### AIM OF THE TASK
Determine how many lines in these records hold "Clement". Only the number is wanted.

### DATA
- - - - - - -

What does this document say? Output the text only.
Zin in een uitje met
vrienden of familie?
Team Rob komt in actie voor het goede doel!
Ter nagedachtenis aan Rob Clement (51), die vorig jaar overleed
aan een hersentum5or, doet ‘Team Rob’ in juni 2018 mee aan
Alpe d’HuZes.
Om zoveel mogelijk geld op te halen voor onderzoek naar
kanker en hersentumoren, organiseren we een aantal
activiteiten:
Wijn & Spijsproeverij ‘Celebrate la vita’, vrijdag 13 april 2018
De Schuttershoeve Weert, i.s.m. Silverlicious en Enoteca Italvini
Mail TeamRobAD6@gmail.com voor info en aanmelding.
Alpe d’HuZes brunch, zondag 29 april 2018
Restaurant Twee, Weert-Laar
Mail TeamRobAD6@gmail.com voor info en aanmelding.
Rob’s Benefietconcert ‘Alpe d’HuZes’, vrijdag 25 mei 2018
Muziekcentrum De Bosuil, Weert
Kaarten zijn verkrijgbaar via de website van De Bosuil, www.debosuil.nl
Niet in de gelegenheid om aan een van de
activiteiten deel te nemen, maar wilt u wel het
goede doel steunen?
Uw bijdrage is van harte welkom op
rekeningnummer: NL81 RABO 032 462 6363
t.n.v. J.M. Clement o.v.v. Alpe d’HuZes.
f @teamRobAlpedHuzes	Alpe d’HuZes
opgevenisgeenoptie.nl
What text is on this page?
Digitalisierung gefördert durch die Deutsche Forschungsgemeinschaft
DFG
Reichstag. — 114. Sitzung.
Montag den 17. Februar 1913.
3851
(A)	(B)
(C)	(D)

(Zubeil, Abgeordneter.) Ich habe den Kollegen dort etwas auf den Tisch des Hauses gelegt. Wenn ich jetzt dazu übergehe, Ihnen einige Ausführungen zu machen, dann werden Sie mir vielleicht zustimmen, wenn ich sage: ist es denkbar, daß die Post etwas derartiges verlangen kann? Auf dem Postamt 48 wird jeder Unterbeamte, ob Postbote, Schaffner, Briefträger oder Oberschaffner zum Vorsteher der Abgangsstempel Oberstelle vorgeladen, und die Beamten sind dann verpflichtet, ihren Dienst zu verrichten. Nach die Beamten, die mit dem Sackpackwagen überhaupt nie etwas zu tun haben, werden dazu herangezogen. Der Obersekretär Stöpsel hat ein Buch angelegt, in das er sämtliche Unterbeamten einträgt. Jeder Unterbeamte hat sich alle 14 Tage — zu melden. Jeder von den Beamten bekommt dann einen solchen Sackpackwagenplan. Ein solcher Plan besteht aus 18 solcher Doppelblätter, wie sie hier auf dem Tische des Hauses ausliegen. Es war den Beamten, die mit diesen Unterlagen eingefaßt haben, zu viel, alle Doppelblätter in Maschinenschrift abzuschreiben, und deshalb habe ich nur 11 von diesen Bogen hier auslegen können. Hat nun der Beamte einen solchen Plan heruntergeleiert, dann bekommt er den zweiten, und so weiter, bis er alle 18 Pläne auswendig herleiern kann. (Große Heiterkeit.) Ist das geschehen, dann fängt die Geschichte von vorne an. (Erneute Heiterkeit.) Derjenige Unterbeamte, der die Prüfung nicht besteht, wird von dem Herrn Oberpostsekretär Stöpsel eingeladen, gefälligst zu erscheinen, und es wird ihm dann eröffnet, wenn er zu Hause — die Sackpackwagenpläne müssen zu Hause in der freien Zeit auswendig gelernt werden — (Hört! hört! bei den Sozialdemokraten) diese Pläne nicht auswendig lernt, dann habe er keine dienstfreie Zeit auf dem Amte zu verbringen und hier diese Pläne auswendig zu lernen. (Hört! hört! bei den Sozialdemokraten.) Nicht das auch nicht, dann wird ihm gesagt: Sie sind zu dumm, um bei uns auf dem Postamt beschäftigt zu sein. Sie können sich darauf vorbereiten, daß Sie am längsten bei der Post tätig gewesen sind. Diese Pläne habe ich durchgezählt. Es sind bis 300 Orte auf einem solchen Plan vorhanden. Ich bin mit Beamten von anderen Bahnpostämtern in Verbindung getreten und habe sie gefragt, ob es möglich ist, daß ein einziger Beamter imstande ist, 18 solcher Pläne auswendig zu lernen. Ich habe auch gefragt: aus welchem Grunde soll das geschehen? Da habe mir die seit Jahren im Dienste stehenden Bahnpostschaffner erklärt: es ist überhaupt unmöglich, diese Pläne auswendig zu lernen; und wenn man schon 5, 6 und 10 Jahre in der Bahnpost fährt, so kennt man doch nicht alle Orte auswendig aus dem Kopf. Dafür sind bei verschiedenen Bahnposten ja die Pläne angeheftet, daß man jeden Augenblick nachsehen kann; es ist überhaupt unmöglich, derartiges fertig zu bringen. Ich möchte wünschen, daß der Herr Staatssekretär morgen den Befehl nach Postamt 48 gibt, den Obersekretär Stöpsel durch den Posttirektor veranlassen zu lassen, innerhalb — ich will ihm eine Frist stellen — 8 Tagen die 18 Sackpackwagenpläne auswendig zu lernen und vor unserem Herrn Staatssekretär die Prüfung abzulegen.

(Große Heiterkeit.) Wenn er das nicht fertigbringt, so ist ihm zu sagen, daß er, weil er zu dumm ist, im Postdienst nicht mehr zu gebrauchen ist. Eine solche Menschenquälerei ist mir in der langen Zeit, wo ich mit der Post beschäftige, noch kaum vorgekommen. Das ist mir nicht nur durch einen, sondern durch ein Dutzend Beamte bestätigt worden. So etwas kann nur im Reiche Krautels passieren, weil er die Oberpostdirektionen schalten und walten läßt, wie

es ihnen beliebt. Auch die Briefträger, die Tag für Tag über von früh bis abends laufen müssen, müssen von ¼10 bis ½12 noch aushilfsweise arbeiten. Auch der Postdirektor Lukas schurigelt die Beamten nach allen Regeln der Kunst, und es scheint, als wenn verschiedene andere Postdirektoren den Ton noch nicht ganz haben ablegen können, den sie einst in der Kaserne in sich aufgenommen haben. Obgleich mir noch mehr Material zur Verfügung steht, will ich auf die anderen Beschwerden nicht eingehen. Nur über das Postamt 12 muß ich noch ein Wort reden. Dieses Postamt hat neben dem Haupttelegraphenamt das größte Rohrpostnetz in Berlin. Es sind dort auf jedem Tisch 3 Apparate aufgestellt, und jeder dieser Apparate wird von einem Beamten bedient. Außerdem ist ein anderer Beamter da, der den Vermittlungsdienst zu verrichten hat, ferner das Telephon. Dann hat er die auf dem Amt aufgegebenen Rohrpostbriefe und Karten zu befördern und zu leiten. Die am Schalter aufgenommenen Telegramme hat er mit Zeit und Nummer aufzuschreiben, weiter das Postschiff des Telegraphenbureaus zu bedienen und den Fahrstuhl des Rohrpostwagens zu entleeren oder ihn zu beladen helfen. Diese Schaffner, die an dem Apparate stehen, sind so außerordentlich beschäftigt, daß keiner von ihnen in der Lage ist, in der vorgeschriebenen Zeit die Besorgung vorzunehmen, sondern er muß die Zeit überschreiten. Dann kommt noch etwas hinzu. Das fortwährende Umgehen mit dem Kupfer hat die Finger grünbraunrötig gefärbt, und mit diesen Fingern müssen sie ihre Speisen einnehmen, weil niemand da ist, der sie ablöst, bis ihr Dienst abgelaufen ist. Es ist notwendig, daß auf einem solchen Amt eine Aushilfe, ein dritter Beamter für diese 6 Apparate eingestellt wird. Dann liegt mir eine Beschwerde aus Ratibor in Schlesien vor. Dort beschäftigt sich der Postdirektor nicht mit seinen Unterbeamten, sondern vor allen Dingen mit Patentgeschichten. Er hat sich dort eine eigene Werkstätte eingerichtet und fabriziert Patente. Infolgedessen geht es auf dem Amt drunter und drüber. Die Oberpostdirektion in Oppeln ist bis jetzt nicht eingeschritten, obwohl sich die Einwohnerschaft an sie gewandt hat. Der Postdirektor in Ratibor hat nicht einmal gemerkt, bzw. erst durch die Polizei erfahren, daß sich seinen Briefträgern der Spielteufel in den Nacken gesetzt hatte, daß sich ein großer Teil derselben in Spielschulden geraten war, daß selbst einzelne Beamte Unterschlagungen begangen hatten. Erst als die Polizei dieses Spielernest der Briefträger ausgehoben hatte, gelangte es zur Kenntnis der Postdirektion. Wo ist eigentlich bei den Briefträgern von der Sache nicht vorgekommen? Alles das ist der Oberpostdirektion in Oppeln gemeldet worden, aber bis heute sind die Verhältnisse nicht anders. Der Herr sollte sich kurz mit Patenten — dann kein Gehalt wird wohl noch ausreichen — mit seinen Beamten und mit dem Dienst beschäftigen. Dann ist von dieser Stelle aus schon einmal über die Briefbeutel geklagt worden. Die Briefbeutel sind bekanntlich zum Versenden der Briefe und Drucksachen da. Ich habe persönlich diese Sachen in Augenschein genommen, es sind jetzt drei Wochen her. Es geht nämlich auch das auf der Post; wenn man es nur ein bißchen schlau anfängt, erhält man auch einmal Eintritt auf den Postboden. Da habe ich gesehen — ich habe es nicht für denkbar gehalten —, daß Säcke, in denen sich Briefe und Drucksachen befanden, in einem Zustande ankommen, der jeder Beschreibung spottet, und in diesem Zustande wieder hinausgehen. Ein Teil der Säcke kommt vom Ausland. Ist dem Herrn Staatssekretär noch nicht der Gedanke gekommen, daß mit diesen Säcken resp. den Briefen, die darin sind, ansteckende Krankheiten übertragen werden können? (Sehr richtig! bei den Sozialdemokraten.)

- - - - - - -

### ANSWER FOR THE TASK
2